Más Madrid afronta una crisis interna por el control del reglamento de primarias ante el desafío de Emilio Delgado
La formación política Más Madrid atraviesa una fase de tensiones internas tras la confirmación de Mónica García, actual ministra de Sanidad, como candidata para las próximas elecciones autonómicas. La controversia se ha desatado a raíz de las denuncias del diputado regional Emilio Delgado, quien cuestiona las recientes modificaciones en el reglamento de primarias, calificándolas de maniobra para limitar la participación democrática en el seno de la organización.
El núcleo del conflicto reside en los cambios normativos aprobados a finales de 2025 y ajustados en semanas recientes. La nueva reglamentación establece una distinción estricta entre las figuras de «militante» y «simpatizante», exigiendo la acreditación de presencia física en actos del partido para ejercer el derecho al voto. Según estimaciones internas, esta medida podría reducir el censo electoral de unos 7.000 inscritos registrados en 2019 a menos de 1.000, lo que supone una contracción del 90% en el cuerpo de votantes.

Datos de predicción de cuadros delimitadores:

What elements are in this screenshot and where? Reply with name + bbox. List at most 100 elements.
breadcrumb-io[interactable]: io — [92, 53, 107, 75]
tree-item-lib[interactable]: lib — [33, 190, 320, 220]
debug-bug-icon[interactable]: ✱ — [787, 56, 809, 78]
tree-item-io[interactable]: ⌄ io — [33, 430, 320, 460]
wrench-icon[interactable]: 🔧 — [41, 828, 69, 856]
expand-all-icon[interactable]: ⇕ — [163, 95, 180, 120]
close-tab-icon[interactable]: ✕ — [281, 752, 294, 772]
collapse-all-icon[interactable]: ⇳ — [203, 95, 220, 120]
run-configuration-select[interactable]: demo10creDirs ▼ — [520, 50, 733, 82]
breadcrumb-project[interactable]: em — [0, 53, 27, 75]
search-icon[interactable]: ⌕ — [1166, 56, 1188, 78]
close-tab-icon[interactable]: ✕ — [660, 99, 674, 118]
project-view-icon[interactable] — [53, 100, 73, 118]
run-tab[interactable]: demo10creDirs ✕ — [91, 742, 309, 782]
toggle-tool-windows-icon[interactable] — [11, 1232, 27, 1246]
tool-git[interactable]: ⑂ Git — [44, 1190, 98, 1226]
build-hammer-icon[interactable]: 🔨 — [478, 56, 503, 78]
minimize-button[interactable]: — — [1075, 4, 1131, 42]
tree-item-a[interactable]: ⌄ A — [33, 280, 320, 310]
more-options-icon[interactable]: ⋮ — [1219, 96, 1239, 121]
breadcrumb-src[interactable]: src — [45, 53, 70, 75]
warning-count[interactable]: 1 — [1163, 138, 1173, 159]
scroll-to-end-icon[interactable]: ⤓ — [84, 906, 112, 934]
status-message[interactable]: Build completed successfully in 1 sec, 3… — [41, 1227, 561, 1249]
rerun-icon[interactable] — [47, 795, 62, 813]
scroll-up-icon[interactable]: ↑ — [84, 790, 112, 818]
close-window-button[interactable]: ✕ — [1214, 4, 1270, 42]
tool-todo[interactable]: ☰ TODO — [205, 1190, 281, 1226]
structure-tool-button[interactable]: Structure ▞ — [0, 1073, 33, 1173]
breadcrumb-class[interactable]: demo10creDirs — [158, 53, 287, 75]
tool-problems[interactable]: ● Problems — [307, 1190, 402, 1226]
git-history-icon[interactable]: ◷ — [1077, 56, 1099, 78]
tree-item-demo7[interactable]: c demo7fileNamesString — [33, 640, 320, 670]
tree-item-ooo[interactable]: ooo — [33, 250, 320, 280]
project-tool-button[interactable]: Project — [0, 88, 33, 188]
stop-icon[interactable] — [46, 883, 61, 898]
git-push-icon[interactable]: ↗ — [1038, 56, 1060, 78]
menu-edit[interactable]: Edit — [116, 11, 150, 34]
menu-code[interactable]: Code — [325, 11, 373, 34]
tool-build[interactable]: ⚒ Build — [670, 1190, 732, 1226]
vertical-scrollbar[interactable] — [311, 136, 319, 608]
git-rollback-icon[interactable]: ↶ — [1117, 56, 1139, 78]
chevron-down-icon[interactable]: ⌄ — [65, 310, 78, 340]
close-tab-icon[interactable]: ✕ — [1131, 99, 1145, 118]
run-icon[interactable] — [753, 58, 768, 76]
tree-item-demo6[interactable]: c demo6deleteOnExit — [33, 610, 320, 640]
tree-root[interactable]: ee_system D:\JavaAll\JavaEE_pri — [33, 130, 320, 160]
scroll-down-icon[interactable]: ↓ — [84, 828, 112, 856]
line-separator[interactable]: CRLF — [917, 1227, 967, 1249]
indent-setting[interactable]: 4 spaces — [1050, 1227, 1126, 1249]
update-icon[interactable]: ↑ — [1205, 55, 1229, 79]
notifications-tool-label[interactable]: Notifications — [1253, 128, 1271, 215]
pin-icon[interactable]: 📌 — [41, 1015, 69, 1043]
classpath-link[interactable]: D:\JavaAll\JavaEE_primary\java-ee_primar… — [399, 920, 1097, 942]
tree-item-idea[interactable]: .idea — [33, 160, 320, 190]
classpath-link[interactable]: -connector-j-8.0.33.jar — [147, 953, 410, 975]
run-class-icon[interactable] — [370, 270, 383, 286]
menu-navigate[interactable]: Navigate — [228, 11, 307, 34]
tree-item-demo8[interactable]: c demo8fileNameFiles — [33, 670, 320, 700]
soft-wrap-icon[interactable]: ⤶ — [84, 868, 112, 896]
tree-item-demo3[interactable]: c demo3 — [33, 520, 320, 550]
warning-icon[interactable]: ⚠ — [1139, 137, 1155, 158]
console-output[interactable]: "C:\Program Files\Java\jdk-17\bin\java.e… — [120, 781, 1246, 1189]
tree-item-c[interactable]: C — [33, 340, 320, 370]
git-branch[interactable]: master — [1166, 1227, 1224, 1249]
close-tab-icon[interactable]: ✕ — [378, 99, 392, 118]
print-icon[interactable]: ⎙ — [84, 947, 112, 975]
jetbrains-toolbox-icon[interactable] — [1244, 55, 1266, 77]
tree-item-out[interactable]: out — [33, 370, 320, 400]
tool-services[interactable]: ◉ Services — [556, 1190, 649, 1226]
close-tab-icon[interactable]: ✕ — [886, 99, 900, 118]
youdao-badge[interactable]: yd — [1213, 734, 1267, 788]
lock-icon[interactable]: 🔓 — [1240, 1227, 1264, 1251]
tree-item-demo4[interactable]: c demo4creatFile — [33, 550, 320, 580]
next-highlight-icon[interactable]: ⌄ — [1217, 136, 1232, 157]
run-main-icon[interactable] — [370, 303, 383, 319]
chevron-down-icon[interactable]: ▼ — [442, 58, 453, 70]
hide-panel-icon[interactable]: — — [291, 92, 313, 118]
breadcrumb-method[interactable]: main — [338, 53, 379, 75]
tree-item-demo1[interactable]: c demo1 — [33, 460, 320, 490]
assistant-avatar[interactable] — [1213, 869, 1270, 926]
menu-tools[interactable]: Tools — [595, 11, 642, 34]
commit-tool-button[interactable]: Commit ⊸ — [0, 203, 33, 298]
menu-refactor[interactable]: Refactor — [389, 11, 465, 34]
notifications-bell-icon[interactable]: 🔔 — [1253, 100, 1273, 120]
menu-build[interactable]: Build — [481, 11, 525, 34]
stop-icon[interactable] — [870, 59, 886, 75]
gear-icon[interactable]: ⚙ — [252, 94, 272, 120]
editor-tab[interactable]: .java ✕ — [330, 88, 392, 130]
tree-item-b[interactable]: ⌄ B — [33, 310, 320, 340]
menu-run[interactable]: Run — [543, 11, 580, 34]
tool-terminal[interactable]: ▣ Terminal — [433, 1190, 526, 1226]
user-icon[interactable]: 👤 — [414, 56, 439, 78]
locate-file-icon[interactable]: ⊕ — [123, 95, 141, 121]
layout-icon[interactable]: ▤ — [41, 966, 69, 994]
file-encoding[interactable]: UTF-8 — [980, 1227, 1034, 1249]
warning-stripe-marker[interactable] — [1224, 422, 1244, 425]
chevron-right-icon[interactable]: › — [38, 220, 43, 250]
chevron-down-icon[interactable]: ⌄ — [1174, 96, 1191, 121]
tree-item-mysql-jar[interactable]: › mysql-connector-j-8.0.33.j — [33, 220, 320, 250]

_TAREAS A REALIZAR_
**a)** Indica si cada afirmación coincide con el texto sobre Más Madrid: (i) Mónica García ocupa actualmente el cargo de ministra de Sanidad; (ii) los cambios en el reglamento de primarias se aprobaron a finales de 2024; (iii) el censo electoral podría bajar de unos 7.000 inscritos a menos de 1.000. Responde sí o no a cada una y cita literalmente las palabras del texto que lo deciden.
**b)** Prosigue el texto sobre la crisis interna de Más Madrid a partir de su última oración.
El listado no tiene relación con el texto sobre Más Madrid.

_RESPUESTAS NUMERADAS_
**a)**
(i) Sí: «Mónica García, actual ministra de Sanidad».
(ii) No: «los cambios normativos aprobados a finales de 2025».
(iii) Sí: «reducir el censo electoral de unos 7.000 inscritos registrados en 2019 a menos de 1.000».

**b)**
Desde el sector oficialista alineado con la ministra García, se interpreta la postura de Delgado como una acción estrictamente individual motivada por intereses personales y la búsqueda de visibilidad mediática. Fuentes cercanas a la dirección sostienen que el diputado regional carece de una estructura orgánica de apoyo sólida dentro de Más Madrid, limitando su capacidad de influencia a su proyección pública y al debate sobre la narrativa de democracia interna.
Sin embargo, el movimiento crítico ha comenzado a sumar apoyos de diversos sectores que se sienten excluidos de la actual línea estratégica. Figuras como Pablo Perpinyà, ex portavoz parlamentario; Nacho Murgui, concejal y antiguo miembro del equipo de Manuela Carmena; y Alberto Oliver, exdiputado regional, han manifestado sintonía con las reclamaciones de Delgado. Estos perfiles, vinculados históricamente a la corriente fundacional del partido, reclaman una mayor apertura en los procesos de toma de decisiones.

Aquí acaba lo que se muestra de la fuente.